• What is being asked:
Every entry here needs to be repeated exactly.

------ Listed entries ------

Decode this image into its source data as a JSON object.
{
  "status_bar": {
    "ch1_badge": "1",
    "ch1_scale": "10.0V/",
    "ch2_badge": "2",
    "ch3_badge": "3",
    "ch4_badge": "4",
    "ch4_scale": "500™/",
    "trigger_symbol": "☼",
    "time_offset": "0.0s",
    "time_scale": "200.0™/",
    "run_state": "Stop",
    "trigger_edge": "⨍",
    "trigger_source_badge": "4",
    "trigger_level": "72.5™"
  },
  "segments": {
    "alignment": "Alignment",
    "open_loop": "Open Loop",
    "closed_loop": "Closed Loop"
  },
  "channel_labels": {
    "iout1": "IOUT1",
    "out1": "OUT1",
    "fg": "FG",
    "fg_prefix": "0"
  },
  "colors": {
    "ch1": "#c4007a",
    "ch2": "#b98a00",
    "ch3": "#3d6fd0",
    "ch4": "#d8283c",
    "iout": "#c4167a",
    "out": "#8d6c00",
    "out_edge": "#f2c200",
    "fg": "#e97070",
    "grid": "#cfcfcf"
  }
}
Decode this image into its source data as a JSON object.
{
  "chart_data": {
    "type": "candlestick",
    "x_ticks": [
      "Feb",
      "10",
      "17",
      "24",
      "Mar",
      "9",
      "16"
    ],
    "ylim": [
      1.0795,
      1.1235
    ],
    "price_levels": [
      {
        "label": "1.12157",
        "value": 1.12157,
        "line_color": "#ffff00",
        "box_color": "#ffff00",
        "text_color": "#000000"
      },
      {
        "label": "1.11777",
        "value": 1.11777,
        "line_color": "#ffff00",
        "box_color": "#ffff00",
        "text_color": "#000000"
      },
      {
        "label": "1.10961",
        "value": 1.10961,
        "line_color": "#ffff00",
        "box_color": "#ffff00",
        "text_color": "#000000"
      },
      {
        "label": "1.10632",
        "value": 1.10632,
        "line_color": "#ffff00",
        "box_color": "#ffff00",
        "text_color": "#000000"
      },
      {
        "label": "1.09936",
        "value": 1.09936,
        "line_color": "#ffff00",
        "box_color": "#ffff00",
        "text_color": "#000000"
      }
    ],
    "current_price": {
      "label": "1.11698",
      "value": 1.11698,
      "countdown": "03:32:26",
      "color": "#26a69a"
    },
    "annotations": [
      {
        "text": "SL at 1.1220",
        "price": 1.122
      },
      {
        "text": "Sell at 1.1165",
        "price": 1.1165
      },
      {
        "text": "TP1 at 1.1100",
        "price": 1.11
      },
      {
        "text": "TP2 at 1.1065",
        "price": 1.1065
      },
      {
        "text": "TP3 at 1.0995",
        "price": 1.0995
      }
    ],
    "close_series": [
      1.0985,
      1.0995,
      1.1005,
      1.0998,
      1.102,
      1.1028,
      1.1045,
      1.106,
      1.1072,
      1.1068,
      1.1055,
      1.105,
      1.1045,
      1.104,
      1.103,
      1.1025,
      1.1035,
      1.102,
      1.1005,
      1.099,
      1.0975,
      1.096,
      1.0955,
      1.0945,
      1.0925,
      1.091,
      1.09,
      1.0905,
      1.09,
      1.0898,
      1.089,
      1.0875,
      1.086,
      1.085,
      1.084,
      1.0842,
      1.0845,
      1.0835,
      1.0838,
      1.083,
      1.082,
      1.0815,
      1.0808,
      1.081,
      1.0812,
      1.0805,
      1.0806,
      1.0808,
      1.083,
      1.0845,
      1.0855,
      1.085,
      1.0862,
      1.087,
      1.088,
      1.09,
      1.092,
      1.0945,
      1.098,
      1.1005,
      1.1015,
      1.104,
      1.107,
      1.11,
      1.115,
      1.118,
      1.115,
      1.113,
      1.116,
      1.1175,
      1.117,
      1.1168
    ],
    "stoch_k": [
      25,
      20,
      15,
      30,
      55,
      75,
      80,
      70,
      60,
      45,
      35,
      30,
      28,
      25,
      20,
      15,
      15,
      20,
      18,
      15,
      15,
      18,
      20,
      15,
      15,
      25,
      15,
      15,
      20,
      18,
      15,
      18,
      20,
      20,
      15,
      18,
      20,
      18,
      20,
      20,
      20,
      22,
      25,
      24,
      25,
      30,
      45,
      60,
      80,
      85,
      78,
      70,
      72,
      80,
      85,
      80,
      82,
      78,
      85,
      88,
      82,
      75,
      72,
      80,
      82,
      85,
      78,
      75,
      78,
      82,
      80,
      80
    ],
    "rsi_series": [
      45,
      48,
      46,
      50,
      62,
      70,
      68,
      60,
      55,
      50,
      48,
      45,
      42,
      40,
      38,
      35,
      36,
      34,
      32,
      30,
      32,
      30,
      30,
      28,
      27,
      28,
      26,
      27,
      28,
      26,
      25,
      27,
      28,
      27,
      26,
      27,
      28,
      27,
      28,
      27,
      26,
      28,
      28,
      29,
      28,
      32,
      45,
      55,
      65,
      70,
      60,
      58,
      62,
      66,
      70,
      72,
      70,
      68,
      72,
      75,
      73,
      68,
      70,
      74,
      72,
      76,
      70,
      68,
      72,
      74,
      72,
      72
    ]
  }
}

------

• Solution for this exercise:
Decode this image into its source data as a JSON object.
{
  "status_bar": {
    "ch1_badge": "1",
    "ch1_scale": "10.0V/",
    "ch2_badge": "2",
    "ch3_badge": "3",
    "ch4_badge": "4",
    "ch4_scale": "500™/",
    "trigger_symbol": "☼",
    "time_offset": "0.0s",
    "time_scale": "200.0™/",
    "run_state": "Stop",
    "trigger_edge": "⨍",
    "trigger_source_badge": "4",
    "trigger_level": "72.5™"
  },
  "segments": {
    "alignment": "Alignment",
    "open_loop": "Open Loop",
    "closed_loop": "Closed Loop"
  },
  "channel_labels": {
    "iout1": "IOUT1",
    "out1": "OUT1",
    "fg": "FG",
    "fg_prefix": "0"
  },
  "colors": {
    "ch1": "#c4007a",
    "ch2": "#b98a00",
    "ch3": "#3d6fd0",
    "ch4": "#d8283c",
    "iout": "#c4167a",
    "out": "#8d6c00",
    "out_edge": "#f2c200",
    "fg": "#e97070",
    "grid": "#cfcfcf"
  }
}
Decode this image into its source data as a JSON object.
{
  "chart_data": {
    "type": "candlestick",
    "x_ticks": [
      "Feb",
      "10",
      "17",
      "24",
      "Mar",
      "9",
      "16"
    ],
    "ylim": [
      1.0795,
      1.1235
    ],
    "price_levels": [
      {
        "label": "1.12157",
        "value": 1.12157,
        "line_color": "#ffff00",
        "box_color": "#ffff00",
        "text_color": "#000000"
      },
      {
        "label": "1.11777",
        "value": 1.11777,
        "line_color": "#ffff00",
        "box_color": "#ffff00",
        "text_color": "#000000"
      },
      {
        "label": "1.10961",
        "value": 1.10961,
        "line_color": "#ffff00",
        "box_color": "#ffff00",
        "text_color": "#000000"
      },
      {
        "label": "1.10632",
        "value": 1.10632,
        "line_color": "#ffff00",
        "box_color": "#ffff00",
        "text_color": "#000000"
      },
      {
        "label": "1.09936",
        "value": 1.09936,
        "line_color": "#ffff00",
        "box_color": "#ffff00",
        "text_color": "#000000"
      }
    ],
    "current_price": {
      "label": "1.11698",
      "value": 1.11698,
      "countdown": "03:32:26",
      "color": "#26a69a"
    },
    "annotations": [
      {
        "text": "SL at 1.1220",
        "price": 1.122
      },
      {
        "text": "Sell at 1.1165",
        "price": 1.1165
      },
      {
        "text": "TP1 at 1.1100",
        "price": 1.11
      },
      {
        "text": "TP2 at 1.1065",
        "price": 1.1065
      },
      {
        "text": "TP3 at 1.0995",
        "price": 1.0995
      }
    ],
    "close_series": [
      1.0985,
      1.0995,
      1.1005,
      1.0998,
      1.102,
      1.1028,
      1.1045,
      1.106,
      1.1072,
      1.1068,
      1.1055,
      1.105,
      1.1045,
      1.104,
      1.103,
      1.1025,
      1.1035,
      1.102,
      1.1005,
      1.099,
      1.0975,
      1.096,
      1.0955,
      1.0945,
      1.0925,
      1.091,
      1.09,
      1.0905,
      1.09,
      1.0898,
      1.089,
      1.0875,
      1.086,
      1.085,
      1.084,
      1.0842,
      1.0845,
      1.0835,
      1.0838,
      1.083,
      1.082,
      1.0815,
      1.0808,
      1.081,
      1.0812,
      1.0805,
      1.0806,
      1.0808,
      1.083,
      1.0845,
      1.0855,
      1.085,
      1.0862,
      1.087,
      1.088,
      1.09,
      1.092,
      1.0945,
      1.098,
      1.1005,
      1.1015,
      1.104,
      1.107,
      1.11,
      1.115,
      1.118,
      1.115,
      1.113,
      1.116,
      1.1175,
      1.117,
      1.1168
    ],
    "stoch_k": [
      25,
      20,
      15,
      30,
      55,
      75,
      80,
      70,
      60,
      45,
      35,
      30,
      28,
      25,
      20,
      15,
      15,
      20,
      18,
      15,
      15,
      18,
      20,
      15,
      15,
      25,
      15,
      15,
      20,
      18,
      15,
      18,
      20,
      20,
      15,
      18,
      20,
      18,
      20,
      20,
      20,
      22,
      25,
      24,
      25,
      30,
      45,
      60,
      80,
      85,
      78,
      70,
      72,
      80,
      85,
      80,
      82,
      78,
      85,
      88,
      82,
      75,
      72,
      80,
      82,
      85,
      78,
      75,
      78,
      82,
      80,
      80
    ],
    "rsi_series": [
      45,
      48,
      46,
      50,
      62,
      70,
      68,
      60,
      55,
      50,
      48,
      45,
      42,
      40,
      38,
      35,
      36,
      34,
      32,
      30,
      32,
      30,
      30,
      28,
      27,
      28,
      26,
      27,
      28,
      26,
      25,
      27,
      28,
      27,
      26,
      27,
      28,
      27,
      28,
      27,
      26,
      28,
      28,
      29,
      28,
      32,
      45,
      55,
      65,
      70,
      60,
      58,
      62,
      66,
      70,
      72,
      70,
      68,
      72,
      75,
      73,
      68,
      70,
      74,
      72,
      76,
      70,
      68,
      72,
      74,
      72,
      72
    ]
  }
}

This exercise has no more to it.